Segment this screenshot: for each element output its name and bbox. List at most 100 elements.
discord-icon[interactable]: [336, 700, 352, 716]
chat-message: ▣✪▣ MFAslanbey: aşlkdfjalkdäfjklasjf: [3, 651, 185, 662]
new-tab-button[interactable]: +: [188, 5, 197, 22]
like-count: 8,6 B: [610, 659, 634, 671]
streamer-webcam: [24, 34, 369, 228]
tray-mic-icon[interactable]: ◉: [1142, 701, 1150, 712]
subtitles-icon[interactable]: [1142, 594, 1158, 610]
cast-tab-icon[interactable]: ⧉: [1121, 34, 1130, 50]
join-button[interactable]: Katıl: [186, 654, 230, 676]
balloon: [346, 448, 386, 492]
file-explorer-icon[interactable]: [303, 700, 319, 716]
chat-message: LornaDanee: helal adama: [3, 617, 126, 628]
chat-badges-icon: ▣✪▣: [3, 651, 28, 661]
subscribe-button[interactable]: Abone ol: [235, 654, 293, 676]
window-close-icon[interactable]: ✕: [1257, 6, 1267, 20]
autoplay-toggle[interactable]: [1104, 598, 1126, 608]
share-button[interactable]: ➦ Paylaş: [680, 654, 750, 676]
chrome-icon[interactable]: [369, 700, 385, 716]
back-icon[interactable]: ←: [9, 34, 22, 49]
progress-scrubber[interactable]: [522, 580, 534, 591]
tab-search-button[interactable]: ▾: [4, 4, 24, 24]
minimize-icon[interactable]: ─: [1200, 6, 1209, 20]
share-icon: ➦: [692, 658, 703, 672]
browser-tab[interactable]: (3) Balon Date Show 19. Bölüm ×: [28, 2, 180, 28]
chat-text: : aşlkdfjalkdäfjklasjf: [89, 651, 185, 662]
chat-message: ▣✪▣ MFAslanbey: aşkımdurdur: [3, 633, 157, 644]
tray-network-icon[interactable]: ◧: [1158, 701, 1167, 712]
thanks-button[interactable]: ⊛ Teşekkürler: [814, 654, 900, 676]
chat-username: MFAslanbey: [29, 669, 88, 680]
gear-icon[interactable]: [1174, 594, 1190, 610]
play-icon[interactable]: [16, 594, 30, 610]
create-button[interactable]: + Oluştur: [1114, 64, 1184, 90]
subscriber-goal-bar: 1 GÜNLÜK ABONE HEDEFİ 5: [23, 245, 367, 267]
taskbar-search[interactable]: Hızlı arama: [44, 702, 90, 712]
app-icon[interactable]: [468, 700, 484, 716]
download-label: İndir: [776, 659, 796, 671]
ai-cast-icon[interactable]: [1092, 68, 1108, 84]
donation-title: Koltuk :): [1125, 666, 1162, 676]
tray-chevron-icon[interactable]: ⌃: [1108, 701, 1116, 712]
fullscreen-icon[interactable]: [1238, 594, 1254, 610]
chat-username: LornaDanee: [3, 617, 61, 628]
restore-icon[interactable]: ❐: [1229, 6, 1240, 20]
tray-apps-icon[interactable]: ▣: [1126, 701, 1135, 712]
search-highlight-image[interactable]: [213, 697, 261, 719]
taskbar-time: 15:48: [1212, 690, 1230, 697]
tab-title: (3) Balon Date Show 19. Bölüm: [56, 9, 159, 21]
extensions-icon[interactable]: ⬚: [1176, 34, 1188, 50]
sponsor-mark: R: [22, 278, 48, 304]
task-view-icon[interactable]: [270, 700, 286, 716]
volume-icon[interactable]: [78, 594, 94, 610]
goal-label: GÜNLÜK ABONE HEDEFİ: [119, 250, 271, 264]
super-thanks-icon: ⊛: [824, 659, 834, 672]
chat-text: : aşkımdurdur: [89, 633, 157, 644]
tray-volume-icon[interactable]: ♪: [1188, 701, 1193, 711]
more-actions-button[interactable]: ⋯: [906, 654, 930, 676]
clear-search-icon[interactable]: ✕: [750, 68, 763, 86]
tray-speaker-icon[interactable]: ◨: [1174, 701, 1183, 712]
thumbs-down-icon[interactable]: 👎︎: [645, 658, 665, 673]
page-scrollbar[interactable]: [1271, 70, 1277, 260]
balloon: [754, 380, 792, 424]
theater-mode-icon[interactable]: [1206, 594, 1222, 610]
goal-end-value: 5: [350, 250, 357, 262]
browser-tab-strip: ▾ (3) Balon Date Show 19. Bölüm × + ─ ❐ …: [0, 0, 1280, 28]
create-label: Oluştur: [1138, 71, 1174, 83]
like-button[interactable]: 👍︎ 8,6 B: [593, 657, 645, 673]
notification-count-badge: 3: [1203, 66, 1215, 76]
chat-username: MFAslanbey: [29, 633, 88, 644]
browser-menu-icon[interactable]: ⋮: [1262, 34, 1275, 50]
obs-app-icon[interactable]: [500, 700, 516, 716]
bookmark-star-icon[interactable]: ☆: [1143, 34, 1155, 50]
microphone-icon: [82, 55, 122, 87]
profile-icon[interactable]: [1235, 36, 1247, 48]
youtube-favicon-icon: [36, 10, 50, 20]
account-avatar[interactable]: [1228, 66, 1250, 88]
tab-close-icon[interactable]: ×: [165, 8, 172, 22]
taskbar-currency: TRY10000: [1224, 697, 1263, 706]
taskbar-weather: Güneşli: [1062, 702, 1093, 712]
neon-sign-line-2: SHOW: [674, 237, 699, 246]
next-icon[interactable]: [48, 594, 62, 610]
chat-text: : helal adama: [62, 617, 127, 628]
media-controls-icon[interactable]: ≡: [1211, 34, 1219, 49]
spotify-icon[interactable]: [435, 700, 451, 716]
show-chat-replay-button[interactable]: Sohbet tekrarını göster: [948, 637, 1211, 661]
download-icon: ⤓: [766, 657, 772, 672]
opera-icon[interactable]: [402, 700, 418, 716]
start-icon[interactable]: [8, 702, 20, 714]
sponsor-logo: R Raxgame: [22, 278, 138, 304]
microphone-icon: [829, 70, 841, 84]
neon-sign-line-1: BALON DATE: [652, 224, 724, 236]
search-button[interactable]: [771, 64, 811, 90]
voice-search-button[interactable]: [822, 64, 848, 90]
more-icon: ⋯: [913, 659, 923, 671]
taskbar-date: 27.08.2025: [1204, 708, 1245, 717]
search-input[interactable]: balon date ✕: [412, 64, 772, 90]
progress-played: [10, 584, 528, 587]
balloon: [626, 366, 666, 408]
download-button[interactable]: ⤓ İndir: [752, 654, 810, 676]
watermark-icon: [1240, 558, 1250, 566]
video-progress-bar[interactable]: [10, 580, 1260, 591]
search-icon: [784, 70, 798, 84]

***

What to produce:
Return the material above line for line, changing nothing.

Correct answer:
Segment this screenshot: for each element output its name and bbox. List at most 100 elements.
discord-icon[interactable]: [336, 700, 352, 716]
chat-message: ▣✪▣ MFAslanbey: aşlkdfjalkdäfjklasjf: [3, 651, 185, 662]
new-tab-button[interactable]: +: [188, 5, 197, 22]
like-count: 8,6 B: [610, 659, 634, 671]
streamer-webcam: [24, 34, 369, 228]
tray-mic-icon[interactable]: ◉: [1142, 701, 1150, 712]
subtitles-icon[interactable]: [1142, 594, 1158, 610]
cast-tab-icon[interactable]: ⧉: [1121, 34, 1130, 50]
join-button[interactable]: Katıl: [186, 654, 230, 676]
balloon: [346, 448, 386, 492]
file-explorer-icon[interactable]: [303, 700, 319, 716]
chat-message: LornaDanee: helal adama: [3, 617, 126, 628]
chat-badges-icon: ▣✪▣: [3, 651, 28, 661]
subscribe-button[interactable]: Abone ol: [235, 654, 293, 676]
window-close-icon[interactable]: ✕: [1257, 6, 1267, 20]
autoplay-toggle[interactable]: [1104, 598, 1126, 608]
share-button[interactable]: ➦ Paylaş: [680, 654, 750, 676]
chrome-icon[interactable]: [369, 700, 385, 716]
back-icon[interactable]: ←: [9, 34, 22, 49]
progress-scrubber[interactable]: [522, 580, 534, 591]
tab-search-button[interactable]: ▾: [4, 4, 24, 24]
minimize-icon[interactable]: ─: [1200, 6, 1209, 20]
share-icon: ➦: [692, 658, 703, 672]
browser-tab[interactable]: (3) Balon Date Show 19. Bölüm ×: [28, 2, 180, 28]
chat-text: : aşlkdfjalkdäfjklasjf: [89, 651, 185, 662]
chat-message: ▣✪▣ MFAslanbey: aşkımdurdur: [3, 633, 157, 644]
tray-network-icon[interactable]: ◧: [1158, 701, 1167, 712]
thanks-button[interactable]: ⊛ Teşekkürler: [814, 654, 900, 676]
chat-username: MFAslanbey: [29, 669, 88, 680]
gear-icon[interactable]: [1174, 594, 1190, 610]
play-icon[interactable]: [16, 594, 30, 610]
create-button[interactable]: + Oluştur: [1114, 64, 1184, 90]
subscriber-goal-bar: 1 GÜNLÜK ABONE HEDEFİ 5: [23, 245, 367, 267]
taskbar-search[interactable]: Hızlı arama: [44, 702, 90, 712]
app-icon[interactable]: [468, 700, 484, 716]
download-label: İndir: [776, 659, 796, 671]
ai-cast-icon[interactable]: [1092, 68, 1108, 84]
donation-title: Koltuk :): [1125, 666, 1162, 676]
tray-chevron-icon[interactable]: ⌃: [1108, 701, 1116, 712]
fullscreen-icon[interactable]: [1238, 594, 1254, 610]
chat-username: LornaDanee: [3, 617, 61, 628]
restore-icon[interactable]: ❐: [1229, 6, 1240, 20]
tray-apps-icon[interactable]: ▣: [1126, 701, 1135, 712]
search-highlight-image[interactable]: [213, 697, 261, 719]
taskbar-time: 15:48: [1212, 690, 1230, 697]
tab-title: (3) Balon Date Show 19. Bölüm: [56, 9, 159, 21]
extensions-icon[interactable]: ⬚: [1176, 34, 1188, 50]
sponsor-mark: R: [22, 278, 48, 304]
task-view-icon[interactable]: [270, 700, 286, 716]
volume-icon[interactable]: [78, 594, 94, 610]
goal-label: GÜNLÜK ABONE HEDEFİ: [119, 250, 271, 264]
super-thanks-icon: ⊛: [824, 659, 834, 672]
chat-text: : aşkımdurdur: [89, 633, 157, 644]
tray-volume-icon[interactable]: ♪: [1188, 701, 1193, 711]
more-actions-button[interactable]: ⋯: [906, 654, 930, 676]
clear-search-icon[interactable]: ✕: [750, 68, 763, 86]
tray-speaker-icon[interactable]: ◨: [1174, 701, 1183, 712]
thumbs-down-icon[interactable]: 👎︎: [645, 658, 665, 673]
page-scrollbar[interactable]: [1271, 70, 1277, 260]
balloon: [754, 380, 792, 424]
theater-mode-icon[interactable]: [1206, 594, 1222, 610]
goal-end-value: 5: [350, 250, 357, 262]
browser-tab-strip: ▾ (3) Balon Date Show 19. Bölüm × + ─ ❐ …: [0, 0, 1280, 28]
create-label: Oluştur: [1138, 71, 1174, 83]
like-button[interactable]: 👍︎ 8,6 B: [593, 657, 645, 673]
notification-count-badge: 3: [1203, 66, 1215, 76]
chat-username: MFAslanbey: [29, 633, 88, 644]
browser-menu-icon[interactable]: ⋮: [1262, 34, 1275, 50]
obs-app-icon[interactable]: [500, 700, 516, 716]
bookmark-star-icon[interactable]: ☆: [1143, 34, 1155, 50]
microphone-icon: [82, 55, 122, 87]
profile-icon[interactable]: [1235, 36, 1247, 48]
youtube-favicon-icon: [36, 10, 50, 20]
account-avatar[interactable]: [1228, 66, 1250, 88]
tab-close-icon[interactable]: ×: [165, 8, 172, 22]
taskbar-currency: TRY10000: [1224, 697, 1263, 706]
taskbar-weather: Güneşli: [1062, 702, 1093, 712]
neon-sign-line-2: SHOW: [674, 237, 699, 246]
next-icon[interactable]: [48, 594, 62, 610]
chat-text: : helal adama: [62, 617, 127, 628]
media-controls-icon[interactable]: ≡: [1211, 34, 1219, 49]
spotify-icon[interactable]: [435, 700, 451, 716]
show-chat-replay-button[interactable]: Sohbet tekrarını göster: [948, 637, 1211, 661]
download-icon: ⤓: [766, 657, 772, 672]
opera-icon[interactable]: [402, 700, 418, 716]
start-icon[interactable]: [8, 702, 20, 714]
sponsor-logo: R Raxgame: [22, 278, 138, 304]
microphone-icon: [829, 70, 841, 84]
neon-sign-line-1: BALON DATE: [652, 224, 724, 236]
search-button[interactable]: [771, 64, 811, 90]
voice-search-button[interactable]: [822, 64, 848, 90]
more-icon: ⋯: [913, 659, 923, 671]
taskbar-date: 27.08.2025: [1204, 708, 1245, 717]
search-input[interactable]: balon date ✕: [412, 64, 772, 90]
progress-played: [10, 584, 528, 587]
balloon: [626, 366, 666, 408]
download-button[interactable]: ⤓ İndir: [752, 654, 810, 676]
watermark-icon: [1240, 558, 1250, 566]
video-progress-bar[interactable]: [10, 580, 1260, 591]
search-icon: [784, 70, 798, 84]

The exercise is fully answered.